* [GIVEN DATA]
--- start ---

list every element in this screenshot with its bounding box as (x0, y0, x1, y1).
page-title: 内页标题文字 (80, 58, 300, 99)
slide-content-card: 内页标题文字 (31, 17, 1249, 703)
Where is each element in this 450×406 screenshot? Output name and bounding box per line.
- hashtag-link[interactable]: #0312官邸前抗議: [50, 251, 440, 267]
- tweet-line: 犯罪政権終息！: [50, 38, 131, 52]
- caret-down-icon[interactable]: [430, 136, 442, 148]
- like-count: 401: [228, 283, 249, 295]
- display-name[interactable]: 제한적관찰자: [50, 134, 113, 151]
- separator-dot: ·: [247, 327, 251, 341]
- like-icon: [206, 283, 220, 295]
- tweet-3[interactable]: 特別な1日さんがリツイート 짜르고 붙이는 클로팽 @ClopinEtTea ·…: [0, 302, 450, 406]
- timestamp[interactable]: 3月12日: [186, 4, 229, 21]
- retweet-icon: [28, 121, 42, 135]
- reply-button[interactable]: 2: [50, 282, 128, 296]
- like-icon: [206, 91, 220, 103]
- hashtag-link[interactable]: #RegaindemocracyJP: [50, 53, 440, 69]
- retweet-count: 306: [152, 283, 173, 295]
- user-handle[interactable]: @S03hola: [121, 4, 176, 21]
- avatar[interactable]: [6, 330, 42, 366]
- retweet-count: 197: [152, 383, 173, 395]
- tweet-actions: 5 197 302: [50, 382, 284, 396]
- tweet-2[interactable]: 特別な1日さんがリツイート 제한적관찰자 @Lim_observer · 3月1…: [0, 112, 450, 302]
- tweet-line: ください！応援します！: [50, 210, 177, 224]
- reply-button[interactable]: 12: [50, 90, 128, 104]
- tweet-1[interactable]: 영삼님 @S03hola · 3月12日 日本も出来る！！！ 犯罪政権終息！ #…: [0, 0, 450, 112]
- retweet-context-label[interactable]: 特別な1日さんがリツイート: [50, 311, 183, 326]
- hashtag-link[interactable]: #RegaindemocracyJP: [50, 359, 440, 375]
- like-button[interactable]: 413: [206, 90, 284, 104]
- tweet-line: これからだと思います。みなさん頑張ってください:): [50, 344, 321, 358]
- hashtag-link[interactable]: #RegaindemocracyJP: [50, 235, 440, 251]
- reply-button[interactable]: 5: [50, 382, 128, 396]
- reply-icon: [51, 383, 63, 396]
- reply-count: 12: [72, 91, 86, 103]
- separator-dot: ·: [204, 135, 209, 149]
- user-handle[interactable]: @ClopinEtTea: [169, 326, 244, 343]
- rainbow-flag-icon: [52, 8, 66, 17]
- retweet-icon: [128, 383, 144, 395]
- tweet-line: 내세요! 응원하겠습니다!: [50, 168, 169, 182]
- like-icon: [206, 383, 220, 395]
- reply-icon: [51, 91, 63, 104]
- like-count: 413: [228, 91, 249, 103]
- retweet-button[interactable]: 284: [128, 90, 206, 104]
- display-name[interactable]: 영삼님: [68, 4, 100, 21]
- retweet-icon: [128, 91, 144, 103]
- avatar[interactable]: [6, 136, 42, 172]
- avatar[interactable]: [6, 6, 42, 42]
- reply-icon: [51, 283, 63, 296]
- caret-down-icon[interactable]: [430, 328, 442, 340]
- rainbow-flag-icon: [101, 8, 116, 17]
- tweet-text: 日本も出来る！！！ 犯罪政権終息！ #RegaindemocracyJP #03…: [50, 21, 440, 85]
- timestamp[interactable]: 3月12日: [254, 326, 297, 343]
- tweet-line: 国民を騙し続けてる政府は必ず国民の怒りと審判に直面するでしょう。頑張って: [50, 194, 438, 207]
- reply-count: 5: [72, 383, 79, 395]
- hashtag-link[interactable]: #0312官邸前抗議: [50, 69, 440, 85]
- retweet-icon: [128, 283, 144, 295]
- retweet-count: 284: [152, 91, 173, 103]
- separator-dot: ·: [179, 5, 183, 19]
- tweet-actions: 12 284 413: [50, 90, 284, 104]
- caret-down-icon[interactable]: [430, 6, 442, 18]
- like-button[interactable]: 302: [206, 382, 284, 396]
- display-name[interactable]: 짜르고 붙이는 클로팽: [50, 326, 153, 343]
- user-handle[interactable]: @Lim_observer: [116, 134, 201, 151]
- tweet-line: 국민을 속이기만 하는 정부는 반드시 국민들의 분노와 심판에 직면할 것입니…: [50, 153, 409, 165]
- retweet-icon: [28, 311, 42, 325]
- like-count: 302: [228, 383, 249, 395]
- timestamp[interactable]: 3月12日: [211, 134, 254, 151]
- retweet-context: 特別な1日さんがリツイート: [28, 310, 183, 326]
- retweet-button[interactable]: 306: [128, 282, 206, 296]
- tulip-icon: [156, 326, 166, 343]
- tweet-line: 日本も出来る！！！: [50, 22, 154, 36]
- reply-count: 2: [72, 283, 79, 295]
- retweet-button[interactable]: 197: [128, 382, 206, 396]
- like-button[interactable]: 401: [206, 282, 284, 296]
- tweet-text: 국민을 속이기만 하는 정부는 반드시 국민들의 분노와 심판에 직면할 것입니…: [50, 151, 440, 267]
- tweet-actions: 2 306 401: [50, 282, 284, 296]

--- end ---

* [TO DO]
Reproduce the material word for word, starting at its first line and continuing through the line that contains "- tweet-3[interactable]: 特別な1日さんがリツイート".

* [FULL SOLUTION]
list every element in this screenshot with its bounding box as (x0, y0, x1, y1).
page-title: 内页标题文字 (80, 58, 300, 99)
slide-content-card: 内页标题文字 (31, 17, 1249, 703)
Where is each element in this 450×406 screenshot? Output name and bounding box per line.
- hashtag-link[interactable]: #0312官邸前抗議: [50, 251, 440, 267]
- tweet-line: 犯罪政権終息！: [50, 38, 131, 52]
- caret-down-icon[interactable]: [430, 136, 442, 148]
- like-count: 401: [228, 283, 249, 295]
- display-name[interactable]: 제한적관찰자: [50, 134, 113, 151]
- separator-dot: ·: [247, 327, 251, 341]
- like-icon: [206, 283, 220, 295]
- tweet-3[interactable]: 特別な1日さんがリツイート 짜르고 붙이는 클로팽 @ClopinEtTea ·…: [0, 302, 450, 406]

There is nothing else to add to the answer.